→ **PASSAGE**
========
Because the circumferential image resolution \({\mu }_{\mathrm{v}}\) is not equal to the axis image resolution \({\mu }_{\mathrm{h}}\), the coordinate system of image in Fig. 4 needs to be corrected and transformed into actual length coordinate system. Therefore, the horizontal and vertical coordinates of profile line are, respectively, multiplied by the corresponding image resolution to obtain the actual length of profile line, as shown in Fig. 5. Using the optimal criterion value f as constraint condition to fit the obtained profile line in Fig. 4, the fitting sinusoidal curve can be obtained and shown in Fig. 5.

Fig. 5

Sine fitting line of sinusoidal curve and the actual obtained profile line

According to the general equation of sinusoidal curve, the surface represented by the sine fitting line can be calculated. The represented surface is the closest surface to the lower structural surface in borehole wall. Therefore, it can be regarded as the reference surface. The occurrence information of the structural surface can be represented by the occurrence of the reference surface, and then, the occurrence of the reference surface can be obtained from the parameters of the sinusoidal curve general equation. The left of the sine fitting line in the image (Fig. 5) represents the true north direction, so the dip direction θ of the reference surface is:

$$\theta = 270^\circ - \varphi = 183.8^\circ .$$

(5)

The dip angle \(\beta\) is:

$$\beta = \arctan \left( \frac{2A}{D} \right) = 53.9^\circ .$$

(6)

3 Analysis of Profile Line of Structural Surface

The profile line of the structural surface in borehole image which obtained from borehole wall is not in the vertical direction of structural surface. Therefore, the coordinate and visual distance of the profile line based on the reference surface should be transformed before analysis.

First, the sine fitting line is used as a reference and expanded into a straight line, and then, the coordinate of the profile line is transformed along with the sine fitting line. According to the results in Fig. 5, a certain square block is intercepted, as shown in Fig. 6. Create an x′–y′ coordinate system on the sine fitting line, use the intersection of the y-axis and the sine fitting line in Fig. 5 as the origin of coordinate, take the path of the sine fitting line as the x′-axis, and take the vertical direction of the sine fitting line as the y′-axis. Then, the vertical distance from the point on the profile line to the sine fitting line in borehole image is H_i.
========
→ **PROVIDED DATA**
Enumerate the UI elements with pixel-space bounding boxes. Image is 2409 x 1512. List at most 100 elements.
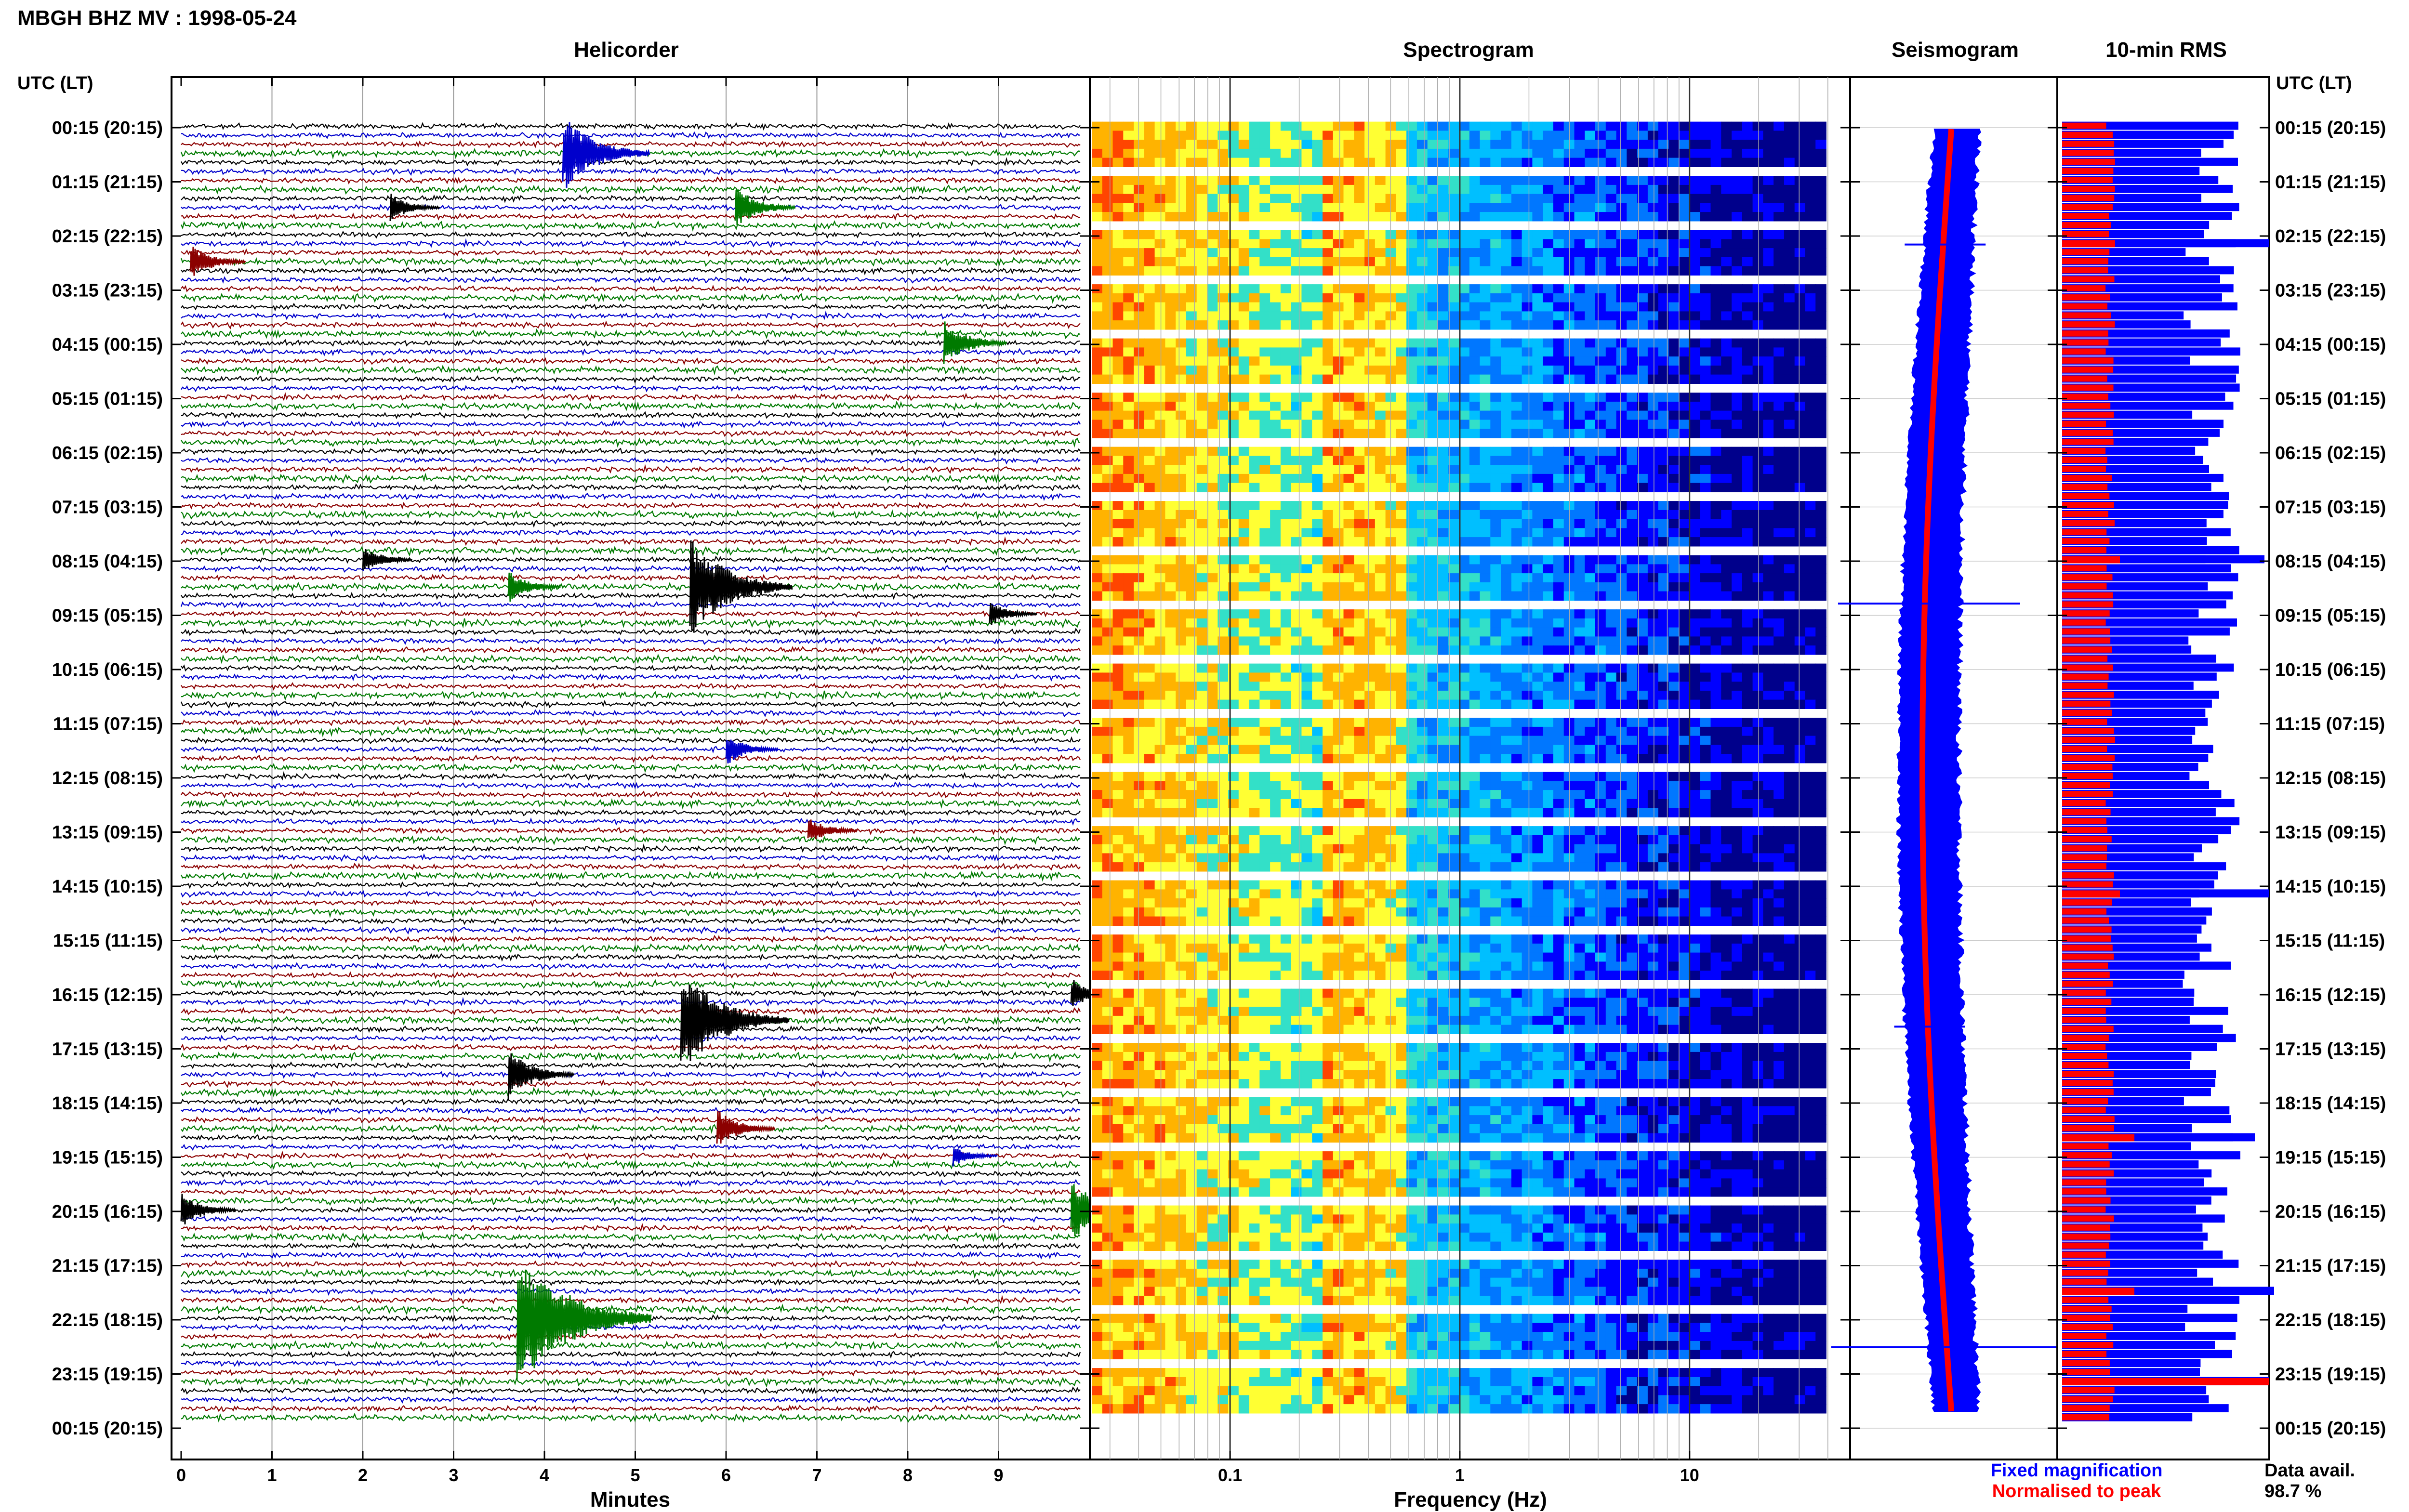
========
→ **TASK GOAL**
Resume the passage on fitting borehole-image profile lines of structural surfaces, starting right after its last sentence.

→ **TASK RESPONSE**
Fig. 6

Schematic diagram of transformation for a random segment in Fig. 5

In the x–y coordinate system of Fig. 5, the point on the profile line in the true north direction is taken as the starting point and other points are numbered in the clockwise direction. The coordinate of the ith point P on the profile line is (x_i, y_i), which is corresponding to P′(x_i′, y_i′) in the x′–y′ coordinate. The projection of point P′ on the x′-axis is P′_x (x_i′, 0) and P′_x corresponds to P_x(x_j, y_j) in the x–y coordinate. Then, the relationship between point P and point P_x coordinate can be shown as Eq. (7):

$$P\left( {x_{i} ,y_{i} } \right) = \left\{ {\begin{array}{*{20}l} {{\text{The}}\;{\text{profile}}\;{\text{line}}} \hfill \\ {y = \frac{{ - 1\left( {x - x_{j} } \right)}}{{A\omega \cos \left( {\omega x + \varphi } \right)}} + A\sin \left( {\omega x + \varphi } \right) + k.} \hfill \\ \end{array} } \right.$$

(7)

The linear distance of H_i between P and P_x can be shown as Eq. (8):

$$H_{i} = \sqrt {\left( {x_{i} - y_{j} } \right)^{2} + \left( {x_{i} - y_{j} } \right)^{2} } .$$

(8)

Then, the calculated value H_i according to Eq. (8) also requires a line-of-sight transformation. There is an angle between the structural surface and the reference surface for the borehole wall, and most of them are oblique crossing and shown in Fig. 7. A line-of-sight transformation should be taken to obtain the vertical distance from the profile line to the reference surface.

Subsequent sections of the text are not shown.